## Exercise directions
Every line below is to be copied exactly, with the pictures left out.

## Material provided
********************

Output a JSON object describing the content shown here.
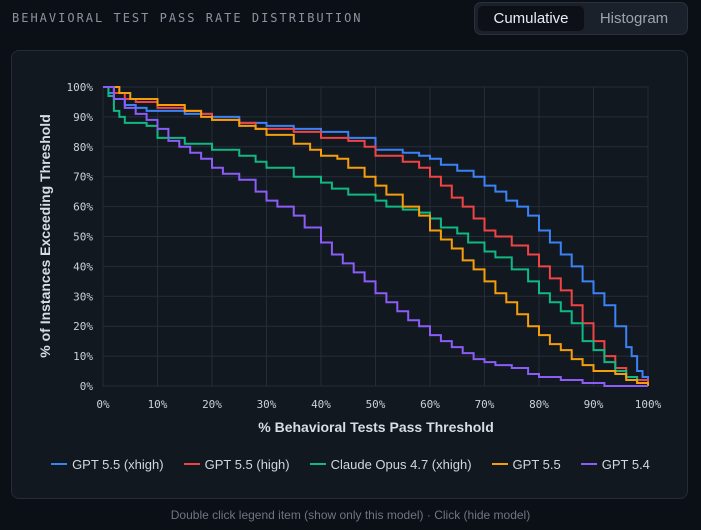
{
  "header": {
    "title": "BEHAVIORAL TEST PASS RATE DISTRIBUTION"
  },
  "view_toggle": {
    "options": [
      "Cumulative",
      "Histogram"
    ],
    "selected": "Cumulative"
  },
  "hint": "Double click legend item (show only this model) · Click (hide model)",
  "chart_data": {
    "type": "line",
    "title": "",
    "xlabel": "% Behavioral Tests Pass Threshold",
    "ylabel": "% of Instances Exceeding Threshold",
    "xlim": [
      0,
      100
    ],
    "ylim": [
      0,
      100
    ],
    "xticks": [
      "0%",
      "10%",
      "20%",
      "30%",
      "40%",
      "50%",
      "60%",
      "70%",
      "80%",
      "90%",
      "100%"
    ],
    "yticks": [
      "0%",
      "10%",
      "20%",
      "30%",
      "40%",
      "50%",
      "60%",
      "70%",
      "80%",
      "90%",
      "100%"
    ],
    "grid": true,
    "legend_position": "bottom",
    "step": true,
    "series": [
      {
        "name": "GPT 5.5 (xhigh)",
        "color": "#3b82f6",
        "points": [
          [
            0,
            100
          ],
          [
            1,
            98
          ],
          [
            2,
            96
          ],
          [
            4,
            94
          ],
          [
            6,
            93
          ],
          [
            8,
            92
          ],
          [
            12,
            92
          ],
          [
            15,
            91
          ],
          [
            20,
            90
          ],
          [
            25,
            88
          ],
          [
            30,
            87
          ],
          [
            35,
            86
          ],
          [
            40,
            85
          ],
          [
            45,
            83
          ],
          [
            50,
            79
          ],
          [
            55,
            78
          ],
          [
            58,
            77
          ],
          [
            60,
            76
          ],
          [
            62,
            74
          ],
          [
            65,
            72
          ],
          [
            68,
            70
          ],
          [
            70,
            67
          ],
          [
            72,
            65
          ],
          [
            74,
            62
          ],
          [
            76,
            60
          ],
          [
            78,
            57
          ],
          [
            80,
            52
          ],
          [
            82,
            48
          ],
          [
            84,
            44
          ],
          [
            86,
            40
          ],
          [
            88,
            35
          ],
          [
            90,
            31
          ],
          [
            92,
            27
          ],
          [
            94,
            20
          ],
          [
            96,
            13
          ],
          [
            97,
            10
          ],
          [
            98,
            5
          ],
          [
            99,
            3
          ],
          [
            100,
            1
          ]
        ]
      },
      {
        "name": "GPT 5.5 (high)",
        "color": "#ef4444",
        "points": [
          [
            0,
            100
          ],
          [
            2,
            98
          ],
          [
            4,
            96
          ],
          [
            6,
            95
          ],
          [
            10,
            93
          ],
          [
            15,
            92
          ],
          [
            18,
            91
          ],
          [
            20,
            89
          ],
          [
            25,
            88
          ],
          [
            28,
            86
          ],
          [
            30,
            86
          ],
          [
            35,
            85
          ],
          [
            40,
            83
          ],
          [
            45,
            82
          ],
          [
            48,
            80
          ],
          [
            50,
            77
          ],
          [
            55,
            75
          ],
          [
            58,
            73
          ],
          [
            60,
            70
          ],
          [
            62,
            67
          ],
          [
            64,
            63
          ],
          [
            66,
            60
          ],
          [
            68,
            56
          ],
          [
            70,
            52
          ],
          [
            72,
            50
          ],
          [
            75,
            47
          ],
          [
            78,
            44
          ],
          [
            80,
            40
          ],
          [
            82,
            36
          ],
          [
            84,
            32
          ],
          [
            86,
            27
          ],
          [
            88,
            21
          ],
          [
            90,
            15
          ],
          [
            92,
            10
          ],
          [
            94,
            6
          ],
          [
            96,
            3
          ],
          [
            98,
            2
          ],
          [
            100,
            1
          ]
        ]
      },
      {
        "name": "Claude Opus 4.7 (xhigh)",
        "color": "#10b981",
        "points": [
          [
            0,
            100
          ],
          [
            1,
            97
          ],
          [
            2,
            92
          ],
          [
            3,
            90
          ],
          [
            4,
            88
          ],
          [
            8,
            87
          ],
          [
            10,
            83
          ],
          [
            15,
            81
          ],
          [
            20,
            79
          ],
          [
            25,
            77
          ],
          [
            28,
            75
          ],
          [
            30,
            73
          ],
          [
            35,
            70
          ],
          [
            40,
            68
          ],
          [
            42,
            66
          ],
          [
            45,
            64
          ],
          [
            50,
            62
          ],
          [
            52,
            60
          ],
          [
            55,
            59
          ],
          [
            58,
            58
          ],
          [
            60,
            56
          ],
          [
            62,
            53
          ],
          [
            65,
            51
          ],
          [
            67,
            48
          ],
          [
            70,
            45
          ],
          [
            72,
            43
          ],
          [
            75,
            39
          ],
          [
            78,
            35
          ],
          [
            80,
            31
          ],
          [
            82,
            28
          ],
          [
            84,
            25
          ],
          [
            86,
            21
          ],
          [
            88,
            15
          ],
          [
            90,
            12
          ],
          [
            92,
            8
          ],
          [
            94,
            5
          ],
          [
            96,
            3
          ],
          [
            98,
            1
          ],
          [
            100,
            1
          ]
        ]
      },
      {
        "name": "GPT 5.5",
        "color": "#f59e0b",
        "points": [
          [
            0,
            100
          ],
          [
            3,
            98
          ],
          [
            5,
            96
          ],
          [
            10,
            94
          ],
          [
            15,
            92
          ],
          [
            18,
            90
          ],
          [
            20,
            89
          ],
          [
            25,
            87
          ],
          [
            28,
            86
          ],
          [
            30,
            84
          ],
          [
            35,
            81
          ],
          [
            38,
            79
          ],
          [
            40,
            77
          ],
          [
            43,
            76
          ],
          [
            45,
            73
          ],
          [
            48,
            70
          ],
          [
            50,
            67
          ],
          [
            52,
            64
          ],
          [
            55,
            60
          ],
          [
            58,
            57
          ],
          [
            60,
            52
          ],
          [
            62,
            49
          ],
          [
            64,
            46
          ],
          [
            66,
            42
          ],
          [
            68,
            39
          ],
          [
            70,
            35
          ],
          [
            72,
            31
          ],
          [
            74,
            28
          ],
          [
            76,
            24
          ],
          [
            78,
            20
          ],
          [
            80,
            17
          ],
          [
            82,
            14
          ],
          [
            84,
            12
          ],
          [
            86,
            9
          ],
          [
            88,
            7
          ],
          [
            90,
            5
          ],
          [
            94,
            4
          ],
          [
            96,
            2
          ],
          [
            98,
            1
          ],
          [
            100,
            0
          ]
        ]
      },
      {
        "name": "GPT 5.4",
        "color": "#8b5cf6",
        "points": [
          [
            0,
            100
          ],
          [
            2,
            96
          ],
          [
            4,
            93
          ],
          [
            6,
            91
          ],
          [
            8,
            89
          ],
          [
            10,
            86
          ],
          [
            12,
            82
          ],
          [
            14,
            80
          ],
          [
            16,
            78
          ],
          [
            18,
            76
          ],
          [
            20,
            73
          ],
          [
            22,
            71
          ],
          [
            25,
            69
          ],
          [
            28,
            65
          ],
          [
            30,
            62
          ],
          [
            32,
            60
          ],
          [
            35,
            57
          ],
          [
            37,
            53
          ],
          [
            40,
            48
          ],
          [
            42,
            44
          ],
          [
            44,
            41
          ],
          [
            46,
            38
          ],
          [
            48,
            35
          ],
          [
            50,
            31
          ],
          [
            52,
            28
          ],
          [
            54,
            25
          ],
          [
            56,
            22
          ],
          [
            58,
            20
          ],
          [
            60,
            17
          ],
          [
            62,
            15
          ],
          [
            64,
            13
          ],
          [
            66,
            11
          ],
          [
            68,
            9
          ],
          [
            70,
            8
          ],
          [
            72,
            7
          ],
          [
            75,
            6
          ],
          [
            78,
            4
          ],
          [
            80,
            3
          ],
          [
            84,
            2
          ],
          [
            88,
            1
          ],
          [
            92,
            0
          ],
          [
            100,
            0
          ]
        ]
      }
    ]
  }
}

********************

## Written solution
Output a JSON object describing the content shown here.
{
  "header": {
    "title": "BEHAVIORAL TEST PASS RATE DISTRIBUTION"
  },
  "view_toggle": {
    "options": [
      "Cumulative",
      "Histogram"
    ],
    "selected": "Cumulative"
  },
  "hint": "Double click legend item (show only this model) · Click (hide model)",
  "chart_data": {
    "type": "line",
    "title": "",
    "xlabel": "% Behavioral Tests Pass Threshold",
    "ylabel": "% of Instances Exceeding Threshold",
    "xlim": [
      0,
      100
    ],
    "ylim": [
      0,
      100
    ],
    "xticks": [
      "0%",
      "10%",
      "20%",
      "30%",
      "40%",
      "50%",
      "60%",
      "70%",
      "80%",
      "90%",
      "100%"
    ],
    "yticks": [
      "0%",
      "10%",
      "20%",
      "30%",
      "40%",
      "50%",
      "60%",
      "70%",
      "80%",
      "90%",
      "100%"
    ],
    "grid": true,
    "legend_position": "bottom",
    "step": true,
    "series": [
      {
        "name": "GPT 5.5 (xhigh)",
        "color": "#3b82f6",
        "points": [
          [
            0,
            100
          ],
          [
            1,
            98
          ],
          [
            2,
            96
          ],
          [
            4,
            94
          ],
          [
            6,
            93
          ],
          [
            8,
            92
          ],
          [
            12,
            92
          ],
          [
            15,
            91
          ],
          [
            20,
            90
          ],
          [
            25,
            88
          ],
          [
            30,
            87
          ],
          [
            35,
            86
          ],
          [
            40,
            85
          ],
          [
            45,
            83
          ],
          [
            50,
            79
          ],
          [
            55,
            78
          ],
          [
            58,
            77
          ],
          [
            60,
            76
          ],
          [
            62,
            74
          ],
          [
            65,
            72
          ],
          [
            68,
            70
          ],
          [
            70,
            67
          ],
          [
            72,
            65
          ],
          [
            74,
            62
          ],
          [
            76,
            60
          ],
          [
            78,
            57
          ],
          [
            80,
            52
          ],
          [
            82,
            48
          ],
          [
            84,
            44
          ],
          [
            86,
            40
          ],
          [
            88,
            35
          ],
          [
            90,
            31
          ],
          [
            92,
            27
          ],
          [
            94,
            20
          ],
          [
            96,
            13
          ],
          [
            97,
            10
          ],
          [
            98,
            5
          ],
          [
            99,
            3
          ],
          [
            100,
            1
          ]
        ]
      },
      {
        "name": "GPT 5.5 (high)",
        "color": "#ef4444",
        "points": [
          [
            0,
            100
          ],
          [
            2,
            98
          ],
          [
            4,
            96
          ],
          [
            6,
            95
          ],
          [
            10,
            93
          ],
          [
            15,
            92
          ],
          [
            18,
            91
          ],
          [
            20,
            89
          ],
          [
            25,
            88
          ],
          [
            28,
            86
          ],
          [
            30,
            86
          ],
          [
            35,
            85
          ],
          [
            40,
            83
          ],
          [
            45,
            82
          ],
          [
            48,
            80
          ],
          [
            50,
            77
          ],
          [
            55,
            75
          ],
          [
            58,
            73
          ],
          [
            60,
            70
          ],
          [
            62,
            67
          ],
          [
            64,
            63
          ],
          [
            66,
            60
          ],
          [
            68,
            56
          ],
          [
            70,
            52
          ],
          [
            72,
            50
          ],
          [
            75,
            47
          ],
          [
            78,
            44
          ],
          [
            80,
            40
          ],
          [
            82,
            36
          ],
          [
            84,
            32
          ],
          [
            86,
            27
          ],
          [
            88,
            21
          ],
          [
            90,
            15
          ],
          [
            92,
            10
          ],
          [
            94,
            6
          ],
          [
            96,
            3
          ],
          [
            98,
            2
          ],
          [
            100,
            1
          ]
        ]
      },
      {
        "name": "Claude Opus 4.7 (xhigh)",
        "color": "#10b981",
        "points": [
          [
            0,
            100
          ],
          [
            1,
            97
          ],
          [
            2,
            92
          ],
          [
            3,
            90
          ],
          [
            4,
            88
          ],
          [
            8,
            87
          ],
          [
            10,
            83
          ],
          [
            15,
            81
          ],
          [
            20,
            79
          ],
          [
            25,
            77
          ],
          [
            28,
            75
          ],
          [
            30,
            73
          ],
          [
            35,
            70
          ],
          [
            40,
            68
          ],
          [
            42,
            66
          ],
          [
            45,
            64
          ],
          [
            50,
            62
          ],
          [
            52,
            60
          ],
          [
            55,
            59
          ],
          [
            58,
            58
          ],
          [
            60,
            56
          ],
          [
            62,
            53
          ],
          [
            65,
            51
          ],
          [
            67,
            48
          ],
          [
            70,
            45
          ],
          [
            72,
            43
          ],
          [
            75,
            39
          ],
          [
            78,
            35
          ],
          [
            80,
            31
          ],
          [
            82,
            28
          ],
          [
            84,
            25
          ],
          [
            86,
            21
          ],
          [
            88,
            15
          ],
          [
            90,
            12
          ],
          [
            92,
            8
          ],
          [
            94,
            5
          ],
          [
            96,
            3
          ],
          [
            98,
            1
          ],
          [
            100,
            1
          ]
        ]
      },
      {
        "name": "GPT 5.5",
        "color": "#f59e0b",
        "points": [
          [
            0,
            100
          ],
          [
            3,
            98
          ],
          [
            5,
            96
          ],
          [
            10,
            94
          ],
          [
            15,
            92
          ],
          [
            18,
            90
          ],
          [
            20,
            89
          ],
          [
            25,
            87
          ],
          [
            28,
            86
          ],
          [
            30,
            84
          ],
          [
            35,
            81
          ],
          [
            38,
            79
          ],
          [
            40,
            77
          ],
          [
            43,
            76
          ],
          [
            45,
            73
          ],
          [
            48,
            70
          ],
          [
            50,
            67
          ],
          [
            52,
            64
          ],
          [
            55,
            60
          ],
          [
            58,
            57
          ],
          [
            60,
            52
          ],
          [
            62,
            49
          ],
          [
            64,
            46
          ],
          [
            66,
            42
          ],
          [
            68,
            39
          ],
          [
            70,
            35
          ],
          [
            72,
            31
          ],
          [
            74,
            28
          ],
          [
            76,
            24
          ],
          [
            78,
            20
          ],
          [
            80,
            17
          ],
          [
            82,
            14
          ],
          [
            84,
            12
          ],
          [
            86,
            9
          ],
          [
            88,
            7
          ],
          [
            90,
            5
          ],
          [
            94,
            4
          ],
          [
            96,
            2
          ],
          [
            98,
            1
          ],
          [
            100,
            0
          ]
        ]
      },
      {
        "name": "GPT 5.4",
        "color": "#8b5cf6",
        "points": [
          [
            0,
            100
          ],
          [
            2,
            96
          ],
          [
            4,
            93
          ],
          [
            6,
            91
          ],
          [
            8,
            89
          ],
          [
            10,
            86
          ],
          [
            12,
            82
          ],
          [
            14,
            80
          ],
          [
            16,
            78
          ],
          [
            18,
            76
          ],
          [
            20,
            73
          ],
          [
            22,
            71
          ],
          [
            25,
            69
          ],
          [
            28,
            65
          ],
          [
            30,
            62
          ],
          [
            32,
            60
          ],
          [
            35,
            57
          ],
          [
            37,
            53
          ],
          [
            40,
            48
          ],
          [
            42,
            44
          ],
          [
            44,
            41
          ],
          [
            46,
            38
          ],
          [
            48,
            35
          ],
          [
            50,
            31
          ],
          [
            52,
            28
          ],
          [
            54,
            25
          ],
          [
            56,
            22
          ],
          [
            58,
            20
          ],
          [
            60,
            17
          ],
          [
            62,
            15
          ],
          [
            64,
            13
          ],
          [
            66,
            11
          ],
          [
            68,
            9
          ],
          [
            70,
            8
          ],
          [
            72,
            7
          ],
          [
            75,
            6
          ],
          [
            78,
            4
          ],
          [
            80,
            3
          ],
          [
            84,
            2
          ],
          [
            88,
            1
          ],
          [
            92,
            0
          ],
          [
            100,
            0
          ]
        ]
      }
    ]
  }
}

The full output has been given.